--- start of EXTRACTED DATA ---

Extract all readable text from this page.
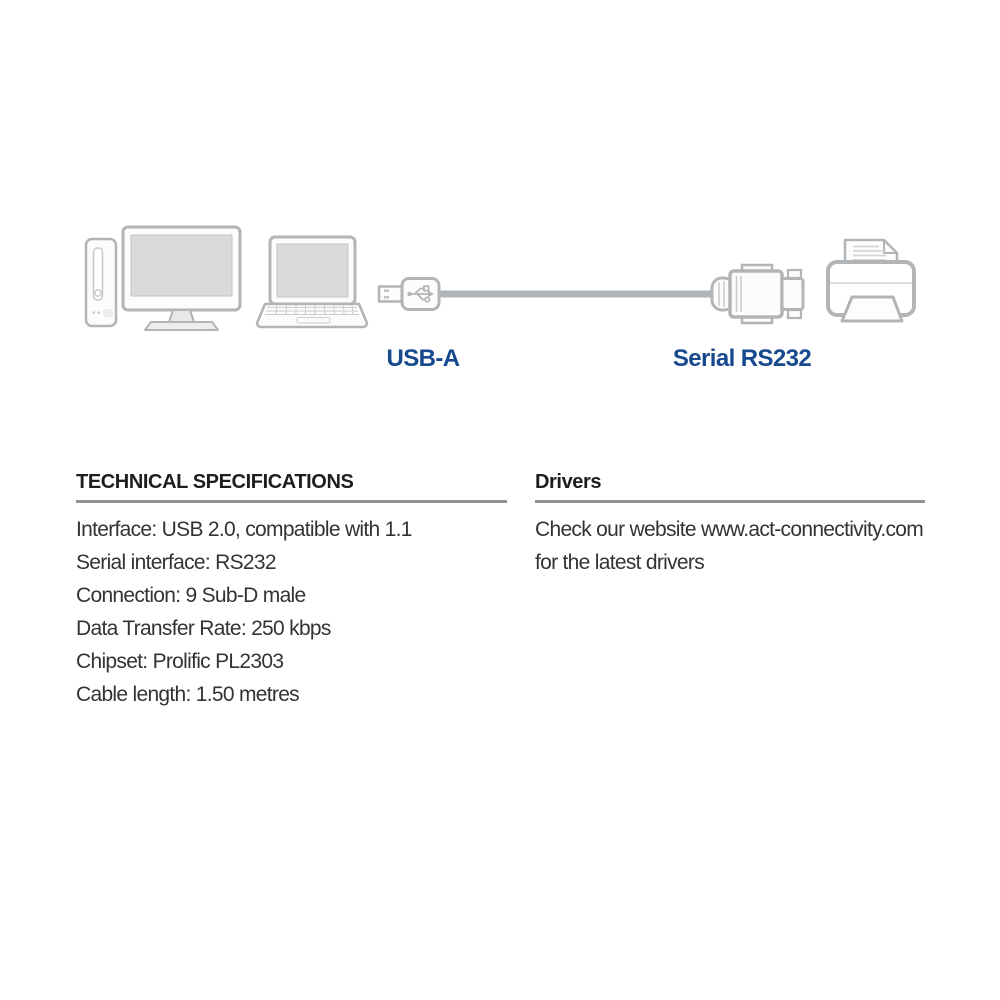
USB-A	Serial RS232
TECHNICAL SPECIFICATIONS
Interface: USB 2.0, compatible with 1.1
Serial interface: RS232
Connection: 9 Sub-D male
Data Transfer Rate: 250 kbps
Chipset: Prolific PL2303
Cable length: 1.50 metres
Drivers
Check our website www.act-connectivity.com
for the latest drivers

--- end of EXTRACTED DATA ---

### EXERCISE PROMPT
Make an exact copy of the records above, with the pictures left out.

### SOLVED PROBLEM
Extract all readable text from this page.
USB-A	Serial RS232
TECHNICAL SPECIFICATIONS
Interface: USB 2.0, compatible with 1.1
Serial interface: RS232
Connection: 9 Sub-D male
Data Transfer Rate: 250 kbps
Chipset: Prolific PL2303
Cable length: 1.50 metres
Drivers
Check our website www.act-connectivity.com
for the latest drivers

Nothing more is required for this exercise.